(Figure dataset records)

---+---

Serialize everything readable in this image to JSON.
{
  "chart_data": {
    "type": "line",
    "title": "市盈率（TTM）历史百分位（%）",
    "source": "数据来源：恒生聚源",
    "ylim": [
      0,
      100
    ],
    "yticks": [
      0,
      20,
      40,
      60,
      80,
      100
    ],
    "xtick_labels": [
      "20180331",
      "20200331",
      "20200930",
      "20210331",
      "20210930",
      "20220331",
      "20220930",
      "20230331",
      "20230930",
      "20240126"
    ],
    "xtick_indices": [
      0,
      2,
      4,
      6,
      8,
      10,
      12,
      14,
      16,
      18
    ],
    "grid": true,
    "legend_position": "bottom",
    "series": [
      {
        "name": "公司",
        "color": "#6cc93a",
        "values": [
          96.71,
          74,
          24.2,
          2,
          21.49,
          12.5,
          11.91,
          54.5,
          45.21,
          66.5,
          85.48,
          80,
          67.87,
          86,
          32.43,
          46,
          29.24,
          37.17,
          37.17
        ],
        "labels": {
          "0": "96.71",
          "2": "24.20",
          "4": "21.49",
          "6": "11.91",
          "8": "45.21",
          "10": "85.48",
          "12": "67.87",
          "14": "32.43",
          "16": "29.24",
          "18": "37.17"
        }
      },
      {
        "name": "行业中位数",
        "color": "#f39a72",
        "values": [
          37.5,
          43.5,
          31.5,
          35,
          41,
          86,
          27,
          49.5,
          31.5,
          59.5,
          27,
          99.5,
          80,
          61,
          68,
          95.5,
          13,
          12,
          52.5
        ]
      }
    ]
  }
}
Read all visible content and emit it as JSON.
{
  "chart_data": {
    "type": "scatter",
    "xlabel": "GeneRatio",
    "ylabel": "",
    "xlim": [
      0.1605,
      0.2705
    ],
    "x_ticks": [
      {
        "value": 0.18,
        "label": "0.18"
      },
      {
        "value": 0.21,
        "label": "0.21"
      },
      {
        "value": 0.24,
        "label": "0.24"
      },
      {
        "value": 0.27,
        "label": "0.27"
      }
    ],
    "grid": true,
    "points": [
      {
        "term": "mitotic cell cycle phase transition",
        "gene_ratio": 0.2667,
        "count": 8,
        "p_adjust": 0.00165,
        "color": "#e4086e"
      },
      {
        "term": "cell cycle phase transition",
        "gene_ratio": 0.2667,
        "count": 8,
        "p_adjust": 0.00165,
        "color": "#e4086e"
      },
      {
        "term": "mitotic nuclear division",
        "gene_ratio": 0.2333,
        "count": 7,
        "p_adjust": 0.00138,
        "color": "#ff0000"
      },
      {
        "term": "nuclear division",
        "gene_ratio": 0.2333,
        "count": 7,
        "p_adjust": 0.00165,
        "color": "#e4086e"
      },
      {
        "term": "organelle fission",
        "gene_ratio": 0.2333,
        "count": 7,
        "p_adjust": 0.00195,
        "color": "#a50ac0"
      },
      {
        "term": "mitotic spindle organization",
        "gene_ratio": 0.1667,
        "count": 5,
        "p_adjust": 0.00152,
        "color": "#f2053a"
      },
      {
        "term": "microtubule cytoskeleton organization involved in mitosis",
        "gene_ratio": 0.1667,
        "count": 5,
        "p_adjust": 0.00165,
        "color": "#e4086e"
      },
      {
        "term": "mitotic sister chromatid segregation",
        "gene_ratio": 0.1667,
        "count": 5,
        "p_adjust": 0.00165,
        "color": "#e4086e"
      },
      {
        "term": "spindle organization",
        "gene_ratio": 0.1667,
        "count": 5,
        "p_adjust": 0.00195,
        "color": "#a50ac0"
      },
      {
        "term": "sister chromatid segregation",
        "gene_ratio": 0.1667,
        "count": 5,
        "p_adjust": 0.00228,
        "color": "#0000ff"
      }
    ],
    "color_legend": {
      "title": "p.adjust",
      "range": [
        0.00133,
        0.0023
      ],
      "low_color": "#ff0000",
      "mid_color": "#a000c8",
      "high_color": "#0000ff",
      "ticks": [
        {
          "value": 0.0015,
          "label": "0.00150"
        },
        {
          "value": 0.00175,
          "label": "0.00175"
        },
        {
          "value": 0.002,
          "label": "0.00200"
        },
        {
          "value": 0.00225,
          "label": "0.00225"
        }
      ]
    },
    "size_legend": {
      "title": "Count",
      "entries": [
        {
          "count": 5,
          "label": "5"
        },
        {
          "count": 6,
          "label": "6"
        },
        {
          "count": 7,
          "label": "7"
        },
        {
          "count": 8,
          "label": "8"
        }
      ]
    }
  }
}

---+---

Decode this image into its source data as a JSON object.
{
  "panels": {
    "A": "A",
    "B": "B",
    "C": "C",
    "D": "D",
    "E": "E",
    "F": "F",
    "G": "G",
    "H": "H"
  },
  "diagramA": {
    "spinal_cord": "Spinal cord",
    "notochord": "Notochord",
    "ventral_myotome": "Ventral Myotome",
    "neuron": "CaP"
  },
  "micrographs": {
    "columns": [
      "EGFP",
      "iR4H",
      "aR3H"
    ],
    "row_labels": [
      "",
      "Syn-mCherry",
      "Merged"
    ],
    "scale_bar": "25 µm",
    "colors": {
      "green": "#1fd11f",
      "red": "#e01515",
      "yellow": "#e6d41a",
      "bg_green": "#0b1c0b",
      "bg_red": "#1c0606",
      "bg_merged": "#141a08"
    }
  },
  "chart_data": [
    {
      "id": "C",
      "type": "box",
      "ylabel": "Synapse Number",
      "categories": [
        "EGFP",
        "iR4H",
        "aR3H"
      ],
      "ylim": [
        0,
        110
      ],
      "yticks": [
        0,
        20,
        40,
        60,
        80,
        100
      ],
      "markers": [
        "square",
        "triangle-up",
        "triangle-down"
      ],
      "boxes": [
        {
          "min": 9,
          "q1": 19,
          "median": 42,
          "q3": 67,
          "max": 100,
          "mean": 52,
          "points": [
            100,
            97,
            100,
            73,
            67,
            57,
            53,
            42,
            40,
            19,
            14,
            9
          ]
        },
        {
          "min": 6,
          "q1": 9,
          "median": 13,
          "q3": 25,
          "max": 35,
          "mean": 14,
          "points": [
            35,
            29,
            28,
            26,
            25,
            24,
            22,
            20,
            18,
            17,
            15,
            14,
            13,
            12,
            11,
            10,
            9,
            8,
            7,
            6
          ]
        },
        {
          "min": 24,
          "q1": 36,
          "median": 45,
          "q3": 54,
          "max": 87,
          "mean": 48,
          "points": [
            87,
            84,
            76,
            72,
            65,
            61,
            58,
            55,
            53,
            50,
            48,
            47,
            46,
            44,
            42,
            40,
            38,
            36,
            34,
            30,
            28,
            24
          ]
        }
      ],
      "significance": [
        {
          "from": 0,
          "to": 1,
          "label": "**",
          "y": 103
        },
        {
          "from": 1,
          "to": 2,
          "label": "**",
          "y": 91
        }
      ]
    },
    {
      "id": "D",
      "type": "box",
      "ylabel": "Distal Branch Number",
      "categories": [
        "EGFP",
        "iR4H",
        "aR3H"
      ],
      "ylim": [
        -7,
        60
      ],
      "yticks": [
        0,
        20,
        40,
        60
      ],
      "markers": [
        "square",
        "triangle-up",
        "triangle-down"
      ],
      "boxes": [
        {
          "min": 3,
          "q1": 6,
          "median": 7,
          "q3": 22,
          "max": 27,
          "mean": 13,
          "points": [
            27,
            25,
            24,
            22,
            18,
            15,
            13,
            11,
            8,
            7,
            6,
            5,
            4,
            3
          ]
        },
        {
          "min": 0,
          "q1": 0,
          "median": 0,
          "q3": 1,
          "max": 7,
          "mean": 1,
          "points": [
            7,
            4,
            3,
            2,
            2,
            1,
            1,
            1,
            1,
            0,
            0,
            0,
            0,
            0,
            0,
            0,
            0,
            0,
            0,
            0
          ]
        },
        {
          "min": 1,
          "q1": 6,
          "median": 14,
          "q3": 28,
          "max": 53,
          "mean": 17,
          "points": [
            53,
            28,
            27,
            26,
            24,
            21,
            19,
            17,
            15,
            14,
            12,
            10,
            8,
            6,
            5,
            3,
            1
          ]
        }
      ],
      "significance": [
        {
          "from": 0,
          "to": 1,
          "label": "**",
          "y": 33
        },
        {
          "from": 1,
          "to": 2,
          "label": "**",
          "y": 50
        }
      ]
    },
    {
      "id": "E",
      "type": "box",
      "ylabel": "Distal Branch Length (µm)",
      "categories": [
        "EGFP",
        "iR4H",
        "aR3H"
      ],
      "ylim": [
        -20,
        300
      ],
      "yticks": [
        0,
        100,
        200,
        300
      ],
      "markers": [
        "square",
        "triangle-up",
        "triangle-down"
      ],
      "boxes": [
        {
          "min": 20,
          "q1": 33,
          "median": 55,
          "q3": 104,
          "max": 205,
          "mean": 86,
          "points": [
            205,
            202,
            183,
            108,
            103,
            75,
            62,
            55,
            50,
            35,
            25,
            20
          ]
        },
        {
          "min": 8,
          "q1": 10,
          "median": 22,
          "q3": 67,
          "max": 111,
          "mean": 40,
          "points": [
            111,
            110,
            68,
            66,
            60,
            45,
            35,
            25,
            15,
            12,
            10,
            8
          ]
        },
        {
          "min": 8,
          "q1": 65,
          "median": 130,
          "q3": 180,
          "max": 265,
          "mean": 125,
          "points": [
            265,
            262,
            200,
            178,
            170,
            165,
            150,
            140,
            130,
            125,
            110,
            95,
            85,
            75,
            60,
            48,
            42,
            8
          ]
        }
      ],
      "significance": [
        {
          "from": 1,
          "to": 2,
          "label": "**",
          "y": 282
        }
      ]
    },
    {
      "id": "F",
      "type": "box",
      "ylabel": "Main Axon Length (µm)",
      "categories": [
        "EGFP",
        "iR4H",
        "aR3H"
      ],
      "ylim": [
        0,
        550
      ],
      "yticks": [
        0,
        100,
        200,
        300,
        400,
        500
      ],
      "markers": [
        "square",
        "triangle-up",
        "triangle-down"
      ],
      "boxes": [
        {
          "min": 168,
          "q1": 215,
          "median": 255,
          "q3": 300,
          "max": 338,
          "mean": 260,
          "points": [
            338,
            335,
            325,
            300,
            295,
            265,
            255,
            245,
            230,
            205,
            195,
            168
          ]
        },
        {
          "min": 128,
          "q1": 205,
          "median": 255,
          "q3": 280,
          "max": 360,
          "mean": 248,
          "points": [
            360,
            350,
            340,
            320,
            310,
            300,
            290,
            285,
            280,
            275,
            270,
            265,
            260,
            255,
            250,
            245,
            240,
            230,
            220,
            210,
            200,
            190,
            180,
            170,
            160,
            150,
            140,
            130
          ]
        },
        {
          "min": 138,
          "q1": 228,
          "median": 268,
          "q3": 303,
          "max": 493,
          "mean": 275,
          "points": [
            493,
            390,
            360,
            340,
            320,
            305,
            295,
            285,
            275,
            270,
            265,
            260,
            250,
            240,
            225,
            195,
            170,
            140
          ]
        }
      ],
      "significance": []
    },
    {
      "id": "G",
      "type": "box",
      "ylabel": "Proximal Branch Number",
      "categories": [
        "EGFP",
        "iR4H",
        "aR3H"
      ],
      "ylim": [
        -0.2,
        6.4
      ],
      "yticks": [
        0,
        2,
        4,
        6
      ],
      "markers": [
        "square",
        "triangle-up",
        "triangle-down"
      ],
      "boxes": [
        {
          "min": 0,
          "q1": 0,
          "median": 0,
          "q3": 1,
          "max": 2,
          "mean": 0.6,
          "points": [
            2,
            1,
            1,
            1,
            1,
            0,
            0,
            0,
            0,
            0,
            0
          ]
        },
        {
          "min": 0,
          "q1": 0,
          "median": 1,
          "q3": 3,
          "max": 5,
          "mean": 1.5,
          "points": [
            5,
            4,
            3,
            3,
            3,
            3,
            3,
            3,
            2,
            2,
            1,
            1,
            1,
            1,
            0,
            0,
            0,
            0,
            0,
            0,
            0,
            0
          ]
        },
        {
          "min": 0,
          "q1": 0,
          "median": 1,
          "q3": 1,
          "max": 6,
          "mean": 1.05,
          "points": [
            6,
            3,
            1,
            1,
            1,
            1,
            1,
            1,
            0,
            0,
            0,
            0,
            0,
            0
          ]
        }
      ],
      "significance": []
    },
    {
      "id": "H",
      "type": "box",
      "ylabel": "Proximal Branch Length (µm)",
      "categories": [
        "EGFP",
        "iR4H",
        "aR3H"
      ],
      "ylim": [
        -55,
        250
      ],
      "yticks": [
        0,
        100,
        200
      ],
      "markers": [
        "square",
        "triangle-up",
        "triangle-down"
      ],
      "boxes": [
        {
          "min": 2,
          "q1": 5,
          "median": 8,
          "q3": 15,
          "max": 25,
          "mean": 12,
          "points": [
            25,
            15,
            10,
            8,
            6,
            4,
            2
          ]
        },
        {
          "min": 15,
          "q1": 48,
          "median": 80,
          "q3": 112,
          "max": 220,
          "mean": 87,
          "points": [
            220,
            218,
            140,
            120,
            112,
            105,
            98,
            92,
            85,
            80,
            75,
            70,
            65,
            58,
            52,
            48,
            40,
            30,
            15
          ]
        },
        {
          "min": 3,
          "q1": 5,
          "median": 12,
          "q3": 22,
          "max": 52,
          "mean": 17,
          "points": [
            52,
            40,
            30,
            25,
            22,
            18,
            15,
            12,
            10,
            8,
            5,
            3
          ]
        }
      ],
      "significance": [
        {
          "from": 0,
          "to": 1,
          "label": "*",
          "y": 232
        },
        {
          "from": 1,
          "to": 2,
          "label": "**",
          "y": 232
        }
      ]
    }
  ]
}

---+---

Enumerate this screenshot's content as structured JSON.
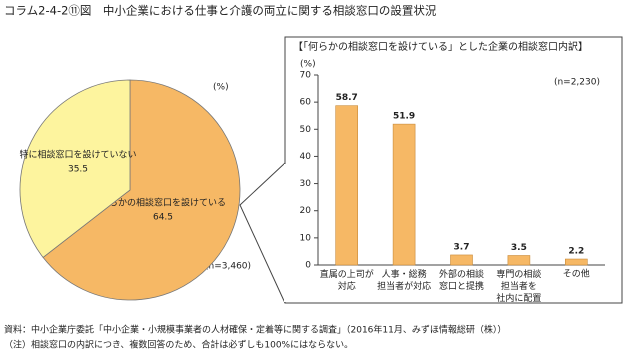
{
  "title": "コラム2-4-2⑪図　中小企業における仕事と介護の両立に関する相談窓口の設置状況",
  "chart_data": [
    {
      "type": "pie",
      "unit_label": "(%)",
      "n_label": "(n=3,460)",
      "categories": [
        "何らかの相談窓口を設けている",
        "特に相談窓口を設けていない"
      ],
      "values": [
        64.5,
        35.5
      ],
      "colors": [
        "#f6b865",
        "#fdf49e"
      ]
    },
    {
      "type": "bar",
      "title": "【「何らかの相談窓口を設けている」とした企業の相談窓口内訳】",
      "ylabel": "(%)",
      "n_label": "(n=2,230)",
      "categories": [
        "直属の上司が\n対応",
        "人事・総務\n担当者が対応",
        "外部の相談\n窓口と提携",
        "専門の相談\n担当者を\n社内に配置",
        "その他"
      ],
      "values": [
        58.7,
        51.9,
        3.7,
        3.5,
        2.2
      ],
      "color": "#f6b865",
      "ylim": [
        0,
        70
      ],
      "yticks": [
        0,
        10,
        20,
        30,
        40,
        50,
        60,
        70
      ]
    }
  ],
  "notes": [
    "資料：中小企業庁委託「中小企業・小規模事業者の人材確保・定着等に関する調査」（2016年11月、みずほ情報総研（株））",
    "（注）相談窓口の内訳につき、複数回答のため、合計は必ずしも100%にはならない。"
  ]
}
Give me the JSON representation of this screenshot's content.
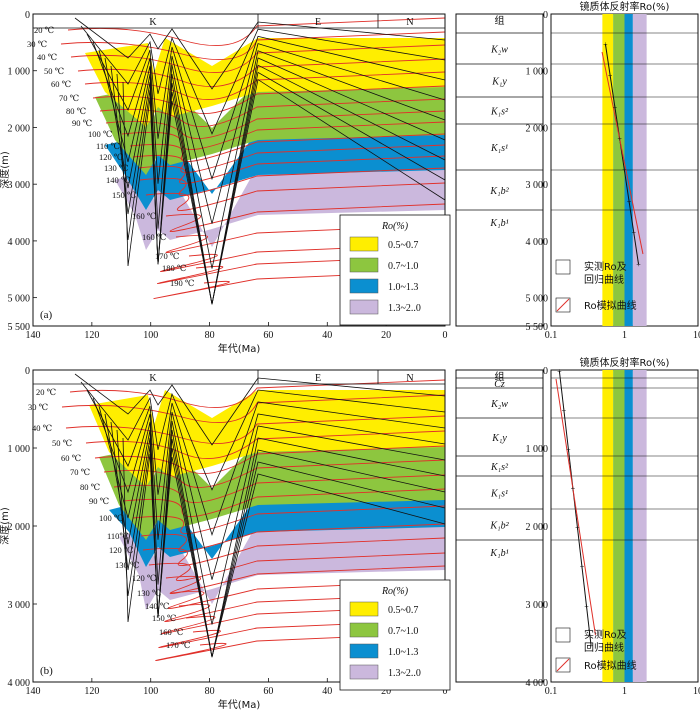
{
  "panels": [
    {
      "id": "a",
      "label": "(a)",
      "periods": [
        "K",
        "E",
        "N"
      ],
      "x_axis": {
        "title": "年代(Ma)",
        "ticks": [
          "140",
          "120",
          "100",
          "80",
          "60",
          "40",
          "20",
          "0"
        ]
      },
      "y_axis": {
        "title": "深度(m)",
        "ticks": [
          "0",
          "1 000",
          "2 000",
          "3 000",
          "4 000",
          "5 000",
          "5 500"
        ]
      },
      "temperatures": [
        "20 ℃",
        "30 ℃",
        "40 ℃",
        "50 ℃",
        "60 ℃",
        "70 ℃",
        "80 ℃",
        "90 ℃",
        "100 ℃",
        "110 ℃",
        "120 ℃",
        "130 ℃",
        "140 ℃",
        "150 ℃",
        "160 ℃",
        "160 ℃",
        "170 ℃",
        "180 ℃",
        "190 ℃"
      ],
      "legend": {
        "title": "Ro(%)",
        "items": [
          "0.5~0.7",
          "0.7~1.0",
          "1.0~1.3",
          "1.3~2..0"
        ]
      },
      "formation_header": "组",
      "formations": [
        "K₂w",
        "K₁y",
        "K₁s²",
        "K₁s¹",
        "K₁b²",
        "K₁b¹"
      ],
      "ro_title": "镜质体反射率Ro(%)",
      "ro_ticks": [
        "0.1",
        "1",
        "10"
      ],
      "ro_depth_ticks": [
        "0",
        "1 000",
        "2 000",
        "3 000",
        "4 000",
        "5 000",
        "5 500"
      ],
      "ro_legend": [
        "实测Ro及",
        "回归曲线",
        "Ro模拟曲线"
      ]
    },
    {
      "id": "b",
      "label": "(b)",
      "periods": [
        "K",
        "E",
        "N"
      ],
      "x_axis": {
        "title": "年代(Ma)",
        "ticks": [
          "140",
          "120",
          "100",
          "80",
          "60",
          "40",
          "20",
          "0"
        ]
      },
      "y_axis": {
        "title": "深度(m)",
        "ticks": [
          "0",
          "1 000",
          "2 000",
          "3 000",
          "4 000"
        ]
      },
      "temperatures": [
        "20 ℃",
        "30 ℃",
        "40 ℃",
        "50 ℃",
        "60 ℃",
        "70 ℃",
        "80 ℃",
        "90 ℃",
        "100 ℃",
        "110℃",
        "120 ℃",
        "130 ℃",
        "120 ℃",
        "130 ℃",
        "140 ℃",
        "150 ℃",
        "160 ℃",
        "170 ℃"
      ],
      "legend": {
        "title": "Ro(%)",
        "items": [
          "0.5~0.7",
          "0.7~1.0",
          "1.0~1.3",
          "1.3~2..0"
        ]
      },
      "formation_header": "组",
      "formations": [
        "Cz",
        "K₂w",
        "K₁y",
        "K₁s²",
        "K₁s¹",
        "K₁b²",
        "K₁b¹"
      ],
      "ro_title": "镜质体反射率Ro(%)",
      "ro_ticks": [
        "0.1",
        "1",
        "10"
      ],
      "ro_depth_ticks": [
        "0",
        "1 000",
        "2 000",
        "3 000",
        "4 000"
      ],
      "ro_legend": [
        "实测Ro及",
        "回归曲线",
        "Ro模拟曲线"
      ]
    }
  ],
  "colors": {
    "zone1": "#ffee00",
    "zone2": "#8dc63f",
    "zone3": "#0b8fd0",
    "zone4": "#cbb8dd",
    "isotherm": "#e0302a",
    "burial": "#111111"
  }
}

---+---

Tally every line of the data that holds the word "content" and write the count alone.

◆ Answer to the task:
3